■ CHALLENGE
Check each line of the listing below for the string "email", and give only how many lines hold it.

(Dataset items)
· · · · ·
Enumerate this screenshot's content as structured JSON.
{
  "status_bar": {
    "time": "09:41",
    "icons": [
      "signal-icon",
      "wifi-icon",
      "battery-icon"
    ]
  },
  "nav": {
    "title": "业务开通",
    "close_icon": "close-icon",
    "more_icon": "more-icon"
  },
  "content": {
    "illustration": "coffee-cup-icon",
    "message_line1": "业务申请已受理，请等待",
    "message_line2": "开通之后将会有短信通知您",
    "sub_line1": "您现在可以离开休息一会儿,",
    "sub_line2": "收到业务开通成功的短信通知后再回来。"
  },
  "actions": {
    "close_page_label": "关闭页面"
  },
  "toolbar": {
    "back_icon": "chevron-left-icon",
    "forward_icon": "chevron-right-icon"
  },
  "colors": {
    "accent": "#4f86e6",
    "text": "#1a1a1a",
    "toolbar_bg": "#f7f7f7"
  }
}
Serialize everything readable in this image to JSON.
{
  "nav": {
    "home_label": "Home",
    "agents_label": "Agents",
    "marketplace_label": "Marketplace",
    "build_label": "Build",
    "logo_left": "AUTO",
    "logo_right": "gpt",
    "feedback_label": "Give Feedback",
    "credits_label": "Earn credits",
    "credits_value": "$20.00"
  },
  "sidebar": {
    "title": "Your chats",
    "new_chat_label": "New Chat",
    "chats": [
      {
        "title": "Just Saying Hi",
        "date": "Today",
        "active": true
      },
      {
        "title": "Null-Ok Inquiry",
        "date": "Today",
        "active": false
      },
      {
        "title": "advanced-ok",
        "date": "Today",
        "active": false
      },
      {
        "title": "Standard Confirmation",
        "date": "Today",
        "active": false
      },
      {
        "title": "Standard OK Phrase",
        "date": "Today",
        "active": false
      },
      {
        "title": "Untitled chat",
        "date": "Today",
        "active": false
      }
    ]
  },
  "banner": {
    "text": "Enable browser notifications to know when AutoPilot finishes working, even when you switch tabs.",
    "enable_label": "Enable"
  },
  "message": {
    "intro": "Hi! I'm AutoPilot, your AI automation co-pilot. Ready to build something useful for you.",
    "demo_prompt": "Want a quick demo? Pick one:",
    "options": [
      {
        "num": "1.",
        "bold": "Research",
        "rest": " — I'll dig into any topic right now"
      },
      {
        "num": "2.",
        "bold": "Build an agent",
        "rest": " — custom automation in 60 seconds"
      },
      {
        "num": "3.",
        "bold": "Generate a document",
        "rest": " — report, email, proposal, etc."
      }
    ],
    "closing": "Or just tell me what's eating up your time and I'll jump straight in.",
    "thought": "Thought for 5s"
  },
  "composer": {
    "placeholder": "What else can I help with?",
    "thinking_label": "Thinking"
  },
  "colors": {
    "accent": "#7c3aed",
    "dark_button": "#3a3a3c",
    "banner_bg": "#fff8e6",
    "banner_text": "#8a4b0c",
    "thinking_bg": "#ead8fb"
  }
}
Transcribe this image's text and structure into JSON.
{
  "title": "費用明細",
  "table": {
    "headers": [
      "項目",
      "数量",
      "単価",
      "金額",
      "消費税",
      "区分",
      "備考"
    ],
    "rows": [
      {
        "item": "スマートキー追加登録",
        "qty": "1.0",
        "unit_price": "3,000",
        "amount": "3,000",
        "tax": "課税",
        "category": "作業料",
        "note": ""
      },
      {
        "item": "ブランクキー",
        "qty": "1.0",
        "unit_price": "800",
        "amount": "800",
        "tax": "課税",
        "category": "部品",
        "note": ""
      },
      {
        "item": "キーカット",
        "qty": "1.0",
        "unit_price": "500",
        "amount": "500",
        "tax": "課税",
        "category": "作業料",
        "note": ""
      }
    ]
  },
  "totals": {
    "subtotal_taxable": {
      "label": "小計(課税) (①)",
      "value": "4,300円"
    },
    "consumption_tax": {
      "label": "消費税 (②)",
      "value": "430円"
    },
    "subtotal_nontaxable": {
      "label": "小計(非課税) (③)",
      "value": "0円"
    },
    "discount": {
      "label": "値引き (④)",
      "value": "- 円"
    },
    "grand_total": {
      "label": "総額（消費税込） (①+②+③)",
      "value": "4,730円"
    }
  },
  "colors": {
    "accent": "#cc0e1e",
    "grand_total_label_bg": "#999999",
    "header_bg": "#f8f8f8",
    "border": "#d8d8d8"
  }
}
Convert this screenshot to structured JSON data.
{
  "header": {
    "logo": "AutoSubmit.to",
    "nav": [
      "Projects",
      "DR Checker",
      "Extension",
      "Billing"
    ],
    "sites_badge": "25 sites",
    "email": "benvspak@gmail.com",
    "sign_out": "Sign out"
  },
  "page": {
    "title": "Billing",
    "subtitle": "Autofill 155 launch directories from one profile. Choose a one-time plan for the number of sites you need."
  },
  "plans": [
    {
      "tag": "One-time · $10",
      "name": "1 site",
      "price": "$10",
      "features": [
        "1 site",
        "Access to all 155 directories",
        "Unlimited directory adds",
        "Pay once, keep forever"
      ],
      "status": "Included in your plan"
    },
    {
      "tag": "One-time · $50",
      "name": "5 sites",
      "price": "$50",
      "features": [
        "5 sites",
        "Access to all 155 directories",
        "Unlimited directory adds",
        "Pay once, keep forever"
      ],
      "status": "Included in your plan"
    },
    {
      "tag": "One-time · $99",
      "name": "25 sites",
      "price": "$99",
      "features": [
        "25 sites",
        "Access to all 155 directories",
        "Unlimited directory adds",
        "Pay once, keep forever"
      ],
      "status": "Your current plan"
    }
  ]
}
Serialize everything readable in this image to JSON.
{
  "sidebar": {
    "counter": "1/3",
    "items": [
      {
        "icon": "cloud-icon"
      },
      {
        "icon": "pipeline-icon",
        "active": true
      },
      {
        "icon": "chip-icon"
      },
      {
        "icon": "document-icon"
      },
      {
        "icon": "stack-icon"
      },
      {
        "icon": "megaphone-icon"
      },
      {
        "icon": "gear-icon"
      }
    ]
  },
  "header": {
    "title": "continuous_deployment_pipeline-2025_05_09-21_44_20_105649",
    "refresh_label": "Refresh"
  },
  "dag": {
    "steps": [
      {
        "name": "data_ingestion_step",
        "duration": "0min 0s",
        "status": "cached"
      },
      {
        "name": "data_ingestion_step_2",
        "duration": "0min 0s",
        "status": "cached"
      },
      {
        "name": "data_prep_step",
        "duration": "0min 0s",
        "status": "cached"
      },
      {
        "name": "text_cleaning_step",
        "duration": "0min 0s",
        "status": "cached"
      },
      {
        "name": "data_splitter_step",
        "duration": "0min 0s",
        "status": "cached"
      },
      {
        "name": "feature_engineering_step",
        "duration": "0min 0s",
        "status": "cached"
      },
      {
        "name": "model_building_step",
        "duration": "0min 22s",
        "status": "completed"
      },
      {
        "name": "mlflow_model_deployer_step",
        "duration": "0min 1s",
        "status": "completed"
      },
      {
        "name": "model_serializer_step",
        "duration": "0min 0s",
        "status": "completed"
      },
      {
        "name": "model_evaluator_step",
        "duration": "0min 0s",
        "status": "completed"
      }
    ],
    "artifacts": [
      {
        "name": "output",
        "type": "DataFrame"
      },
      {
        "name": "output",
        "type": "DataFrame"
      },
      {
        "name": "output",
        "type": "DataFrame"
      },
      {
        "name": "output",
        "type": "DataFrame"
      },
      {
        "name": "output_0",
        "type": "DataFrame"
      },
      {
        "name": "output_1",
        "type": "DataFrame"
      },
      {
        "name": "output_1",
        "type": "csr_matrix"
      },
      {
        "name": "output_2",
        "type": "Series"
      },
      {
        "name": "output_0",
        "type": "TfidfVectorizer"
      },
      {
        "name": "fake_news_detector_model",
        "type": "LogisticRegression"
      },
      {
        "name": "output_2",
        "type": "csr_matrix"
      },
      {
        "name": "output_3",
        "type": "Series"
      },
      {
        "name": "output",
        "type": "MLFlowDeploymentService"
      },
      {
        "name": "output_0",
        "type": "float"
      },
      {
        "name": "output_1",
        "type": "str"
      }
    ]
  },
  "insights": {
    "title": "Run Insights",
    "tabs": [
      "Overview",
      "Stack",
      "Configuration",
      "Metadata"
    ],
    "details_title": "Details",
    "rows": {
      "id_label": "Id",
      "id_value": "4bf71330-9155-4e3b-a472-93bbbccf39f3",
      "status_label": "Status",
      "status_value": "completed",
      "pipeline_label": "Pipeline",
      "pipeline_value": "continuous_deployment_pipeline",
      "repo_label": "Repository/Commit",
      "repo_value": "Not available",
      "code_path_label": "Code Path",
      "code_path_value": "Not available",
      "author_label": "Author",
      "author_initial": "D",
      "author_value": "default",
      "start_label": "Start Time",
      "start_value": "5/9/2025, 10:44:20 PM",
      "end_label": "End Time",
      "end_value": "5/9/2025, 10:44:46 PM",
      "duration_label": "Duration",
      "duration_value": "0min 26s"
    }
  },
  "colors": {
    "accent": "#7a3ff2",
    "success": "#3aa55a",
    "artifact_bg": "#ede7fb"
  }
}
· · · · ·
■ TASK SOLUTION
2